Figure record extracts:
==*==
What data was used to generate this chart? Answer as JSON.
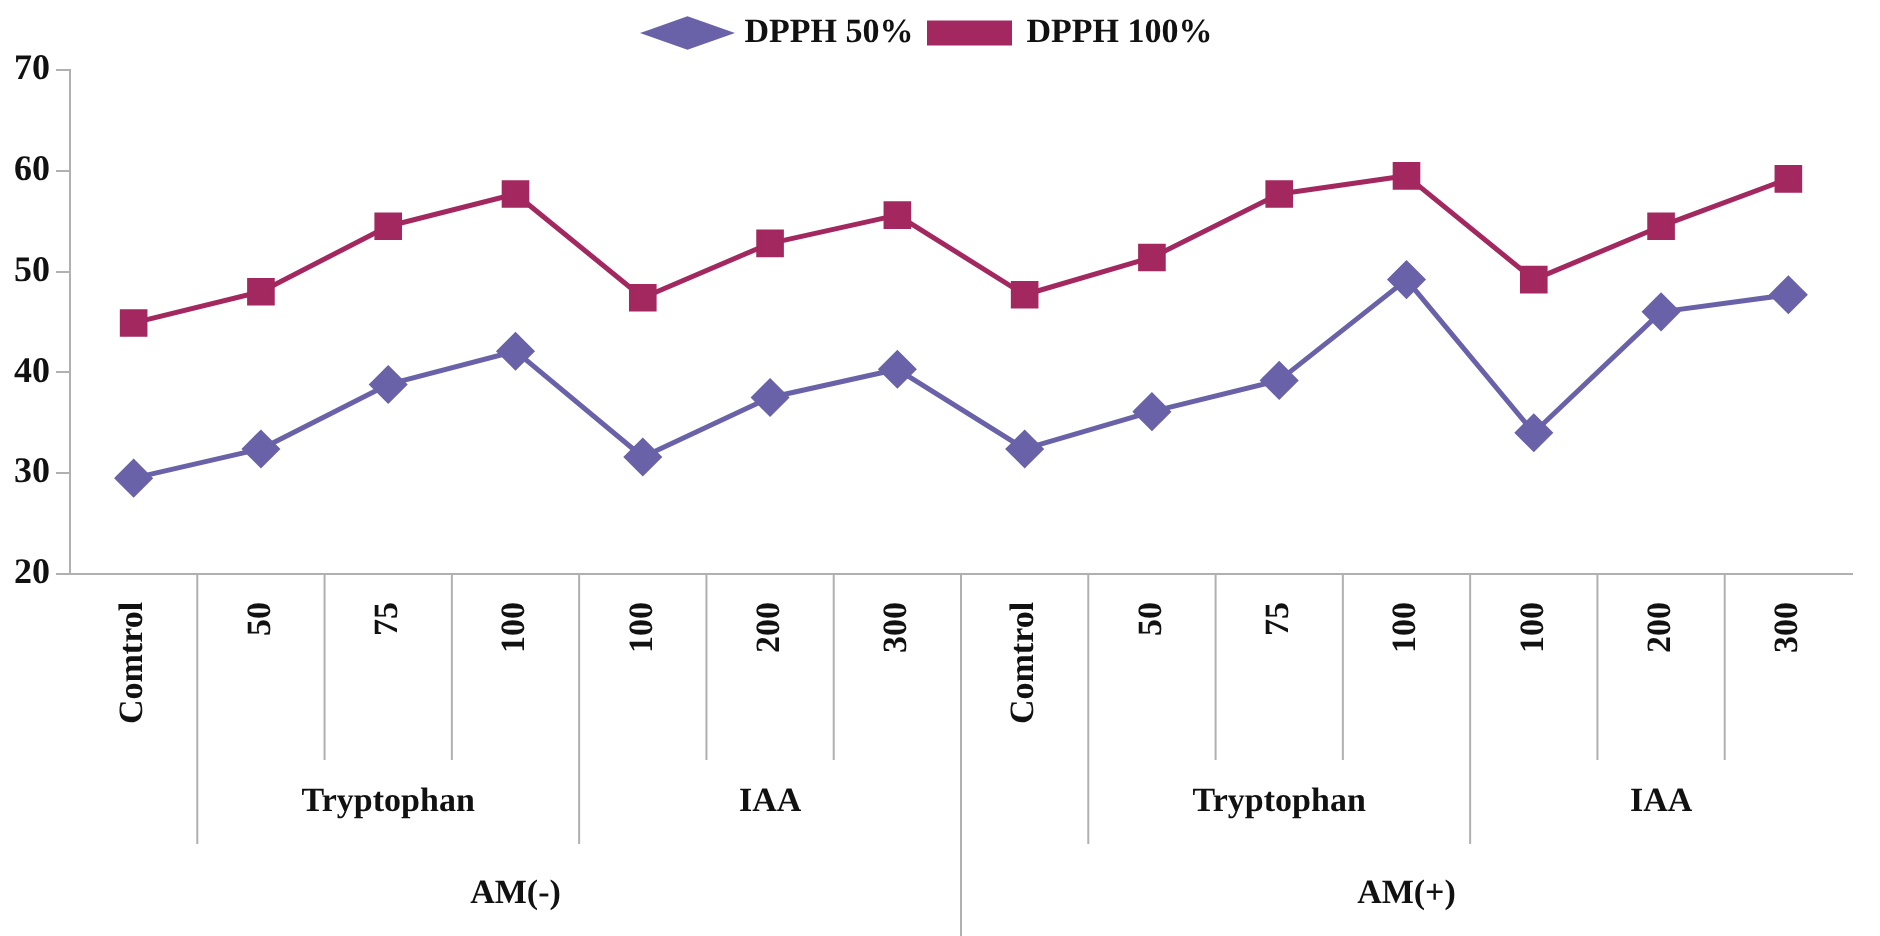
{
  "chart_data": {
    "type": "line",
    "categories": [
      "Comtrol",
      "50",
      "75",
      "100",
      "100",
      "200",
      "300",
      "Comtrol",
      "50",
      "75",
      "100",
      "100",
      "200",
      "300"
    ],
    "series": [
      {
        "name": "DPPH 50%",
        "color": "#6a62a8",
        "values": [
          29.5,
          32.4,
          38.8,
          42.1,
          31.6,
          37.5,
          40.3,
          32.4,
          36.1,
          39.2,
          49.2,
          34.0,
          46.0,
          47.7
        ]
      },
      {
        "name": "DPPH 100%",
        "color": "#a3285f",
        "marker": "square",
        "values": [
          44.9,
          48.0,
          54.5,
          57.7,
          47.4,
          52.8,
          55.6,
          47.7,
          51.4,
          57.7,
          59.5,
          49.2,
          54.5,
          59.2
        ]
      }
    ],
    "annotations": [
      "Tryptophan",
      "IAA",
      "Tryptophan",
      "IAA",
      "AM(-)",
      "AM(+)"
    ],
    "ylim": [
      20,
      70
    ],
    "yticks": [
      20,
      30,
      40,
      50,
      60,
      70
    ],
    "grid": false,
    "legend": "top",
    "marker": "diamond",
    "line_style": "solid"
  }
}
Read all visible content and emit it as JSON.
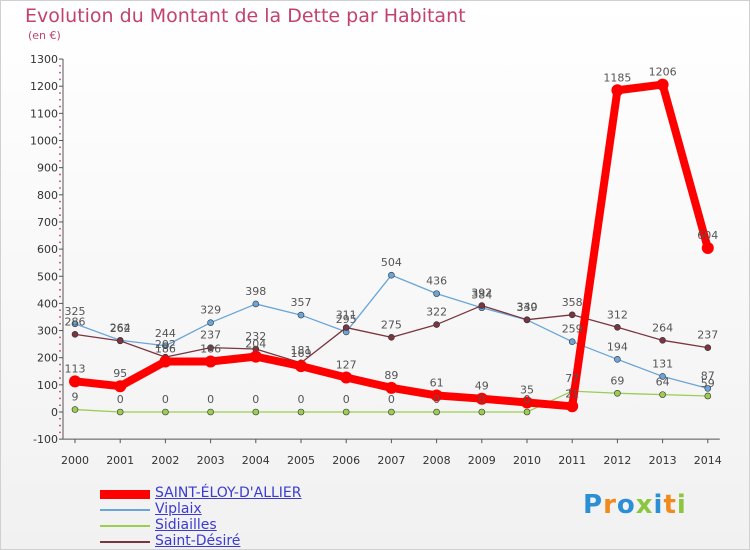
{
  "chart_data": {
    "type": "line",
    "title": "Evolution du Montant de la Dette par Habitant",
    "subtitle": "(en €)",
    "ylim": [
      -100,
      1300
    ],
    "yticks": [
      -100,
      0,
      100,
      200,
      300,
      400,
      500,
      600,
      700,
      800,
      900,
      1000,
      1100,
      1200,
      1300
    ],
    "x": [
      "2000",
      "2001",
      "2002",
      "2003",
      "2004",
      "2005",
      "2006",
      "2007",
      "2008",
      "2009",
      "2010",
      "2011",
      "2012",
      "2013",
      "2014"
    ],
    "grid": false,
    "legend_position": "bottom-left",
    "series": [
      {
        "name": "SAINT-ÉLOY-D'ALLIER",
        "color": "#ff0000",
        "values": [
          113,
          95,
          186,
          186,
          204,
          169,
          127,
          89,
          61,
          49,
          35,
          21,
          1185,
          1206,
          604
        ],
        "labels": [
          "113",
          "95",
          "186",
          "186",
          "204",
          "169",
          "127",
          "89",
          "61",
          "49",
          "35",
          "21",
          "1185",
          "1206",
          "604"
        ]
      },
      {
        "name": "Viplaix",
        "color": "#6aa5d9",
        "values": [
          325,
          264,
          244,
          329,
          398,
          357,
          295,
          504,
          436,
          384,
          339,
          259,
          194,
          131,
          87
        ],
        "labels": [
          "325",
          "264",
          "244",
          "329",
          "398",
          "357",
          "295",
          "504",
          "436",
          "384",
          "339",
          "259",
          "194",
          "131",
          "87"
        ]
      },
      {
        "name": "Sidiailles",
        "color": "#9acd52",
        "values": [
          9,
          0,
          0,
          0,
          0,
          0,
          0,
          0,
          0,
          0,
          0,
          77,
          69,
          64,
          59
        ],
        "labels": [
          "9",
          "0",
          "0",
          "0",
          "0",
          "0",
          "0",
          "0",
          "0",
          "0",
          "0",
          "77",
          "69",
          "64",
          "59"
        ]
      },
      {
        "name": "Saint-Désiré",
        "color": "#7a3540",
        "values": [
          286,
          262,
          202,
          237,
          232,
          181,
          311,
          275,
          322,
          392,
          340,
          358,
          312,
          264,
          237
        ],
        "labels": [
          "286",
          "262",
          "202",
          "237",
          "232",
          "181",
          "311",
          "275",
          "322",
          "392",
          "340",
          "358",
          "312",
          "264",
          "237"
        ]
      }
    ]
  },
  "logo": {
    "text": "Proxiti",
    "colors": [
      "#2b8fd6",
      "#f08a1c",
      "#2b8fd6",
      "#8cc63f",
      "#2b8fd6",
      "#f08a1c",
      "#8cc63f"
    ]
  }
}
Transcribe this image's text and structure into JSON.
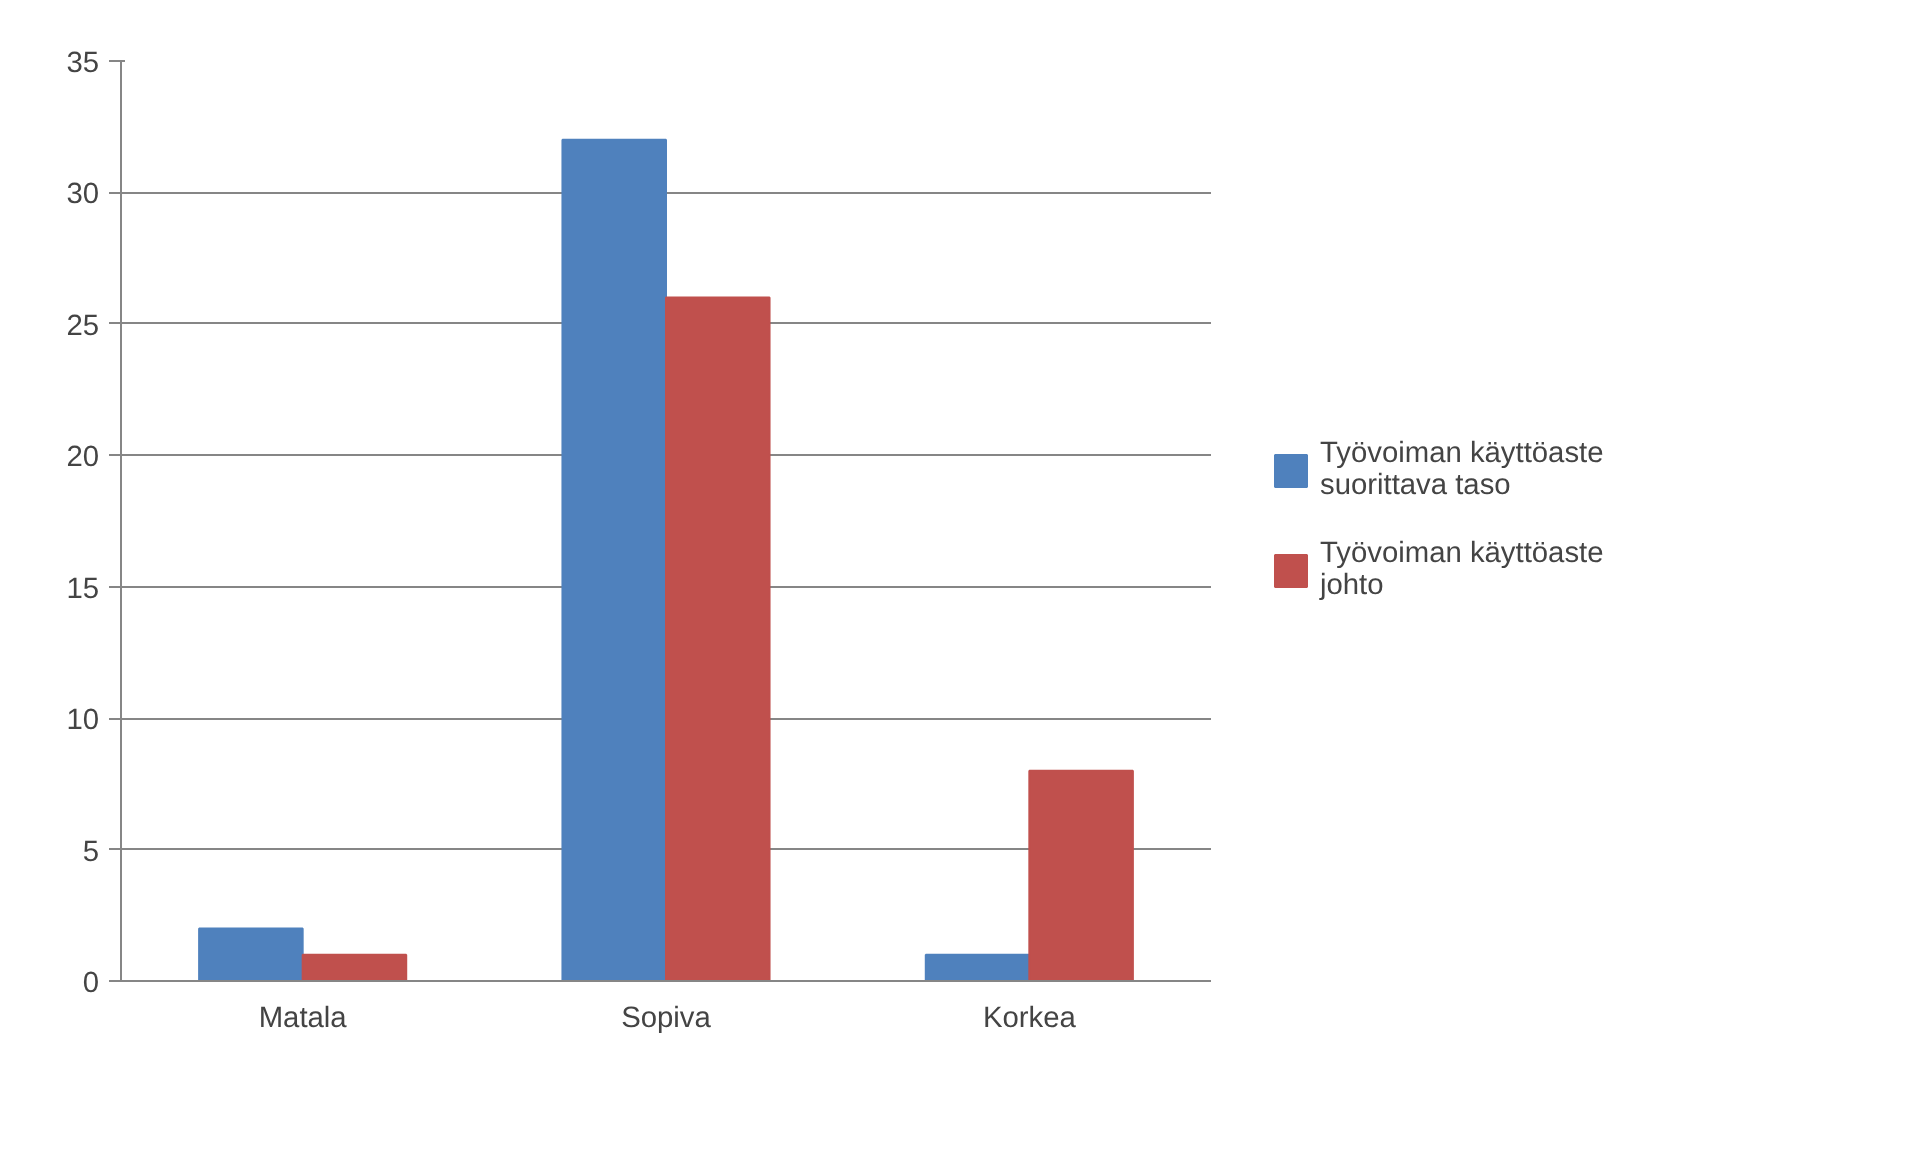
==*==
→ EXERCISE AIM
Excluding the pictures, restate the records above word for word.

→ RESULT
What data was used to generate this chart? Answer as JSON.
{
  "chart_data": {
    "type": "line",
    "categories": [
      "Comtrol",
      "50",
      "75",
      "100",
      "100",
      "200",
      "300",
      "Comtrol",
      "50",
      "75",
      "100",
      "100",
      "200",
      "300"
    ],
    "series": [
      {
        "name": "DPPH 50%",
        "color": "#6a62a8",
        "values": [
          29.5,
          32.4,
          38.8,
          42.1,
          31.6,
          37.5,
          40.3,
          32.4,
          36.1,
          39.2,
          49.2,
          34.0,
          46.0,
          47.7
        ]
      },
      {
        "name": "DPPH 100%",
        "color": "#a3285f",
        "marker": "square",
        "values": [
          44.9,
          48.0,
          54.5,
          57.7,
          47.4,
          52.8,
          55.6,
          47.7,
          51.4,
          57.7,
          59.5,
          49.2,
          54.5,
          59.2
        ]
      }
    ],
    "annotations": [
      "Tryptophan",
      "IAA",
      "Tryptophan",
      "IAA",
      "AM(-)",
      "AM(+)"
    ],
    "ylim": [
      20,
      70
    ],
    "yticks": [
      20,
      30,
      40,
      50,
      60,
      70
    ],
    "grid": false,
    "legend": "top",
    "marker": "diamond",
    "line_style": "solid"
  }
}
Read all visible content and emit it as JSON.
{
  "chart_data": {
    "type": "line",
    "title": "Evolution du Montant de la Dette par Habitant",
    "subtitle": "(en €)",
    "ylim": [
      -100,
      1300
    ],
    "yticks": [
      -100,
      0,
      100,
      200,
      300,
      400,
      500,
      600,
      700,
      800,
      900,
      1000,
      1100,
      1200,
      1300
    ],
    "x": [
      "2000",
      "2001",
      "2002",
      "2003",
      "2004",
      "2005",
      "2006",
      "2007",
      "2008",
      "2009",
      "2010",
      "2011",
      "2012",
      "2013",
      "2014"
    ],
    "grid": false,
    "legend_position": "bottom-left",
    "series": [
      {
        "name": "SAINT-ÉLOY-D'ALLIER",
        "color": "#ff0000",
        "values": [
          113,
          95,
          186,
          186,
          204,
          169,
          127,
          89,
          61,
          49,
          35,
          21,
          1185,
          1206,
          604
        ],
        "labels": [
          "113",
          "95",
          "186",
          "186",
          "204",
          "169",
          "127",
          "89",
          "61",
          "49",
          "35",
          "21",
          "1185",
          "1206",
          "604"
        ]
      },
      {
        "name": "Viplaix",
        "color": "#6aa5d9",
        "values": [
          325,
          264,
          244,
          329,
          398,
          357,
          295,
          504,
          436,
          384,
          339,
          259,
          194,
          131,
          87
        ],
        "labels": [
          "325",
          "264",
          "244",
          "329",
          "398",
          "357",
          "295",
          "504",
          "436",
          "384",
          "339",
          "259",
          "194",
          "131",
          "87"
        ]
      },
      {
        "name": "Sidiailles",
        "color": "#9acd52",
        "values": [
          9,
          0,
          0,
          0,
          0,
          0,
          0,
          0,
          0,
          0,
          0,
          77,
          69,
          64,
          59
        ],
        "labels": [
          "9",
          "0",
          "0",
          "0",
          "0",
          "0",
          "0",
          "0",
          "0",
          "0",
          "0",
          "77",
          "69",
          "64",
          "59"
        ]
      },
      {
        "name": "Saint-Désiré",
        "color": "#7a3540",
        "values": [
          286,
          262,
          202,
          237,
          232,
          181,
          311,
          275,
          322,
          392,
          340,
          358,
          312,
          264,
          237
        ],
        "labels": [
          "286",
          "262",
          "202",
          "237",
          "232",
          "181",
          "311",
          "275",
          "322",
          "392",
          "340",
          "358",
          "312",
          "264",
          "237"
        ]
      }
    ]
  },
  "logo": {
    "text": "Proxiti",
    "colors": [
      "#2b8fd6",
      "#f08a1c",
      "#2b8fd6",
      "#8cc63f",
      "#2b8fd6",
      "#f08a1c",
      "#8cc63f"
    ]
  }
}
Transcribe this image's text and structure into JSON.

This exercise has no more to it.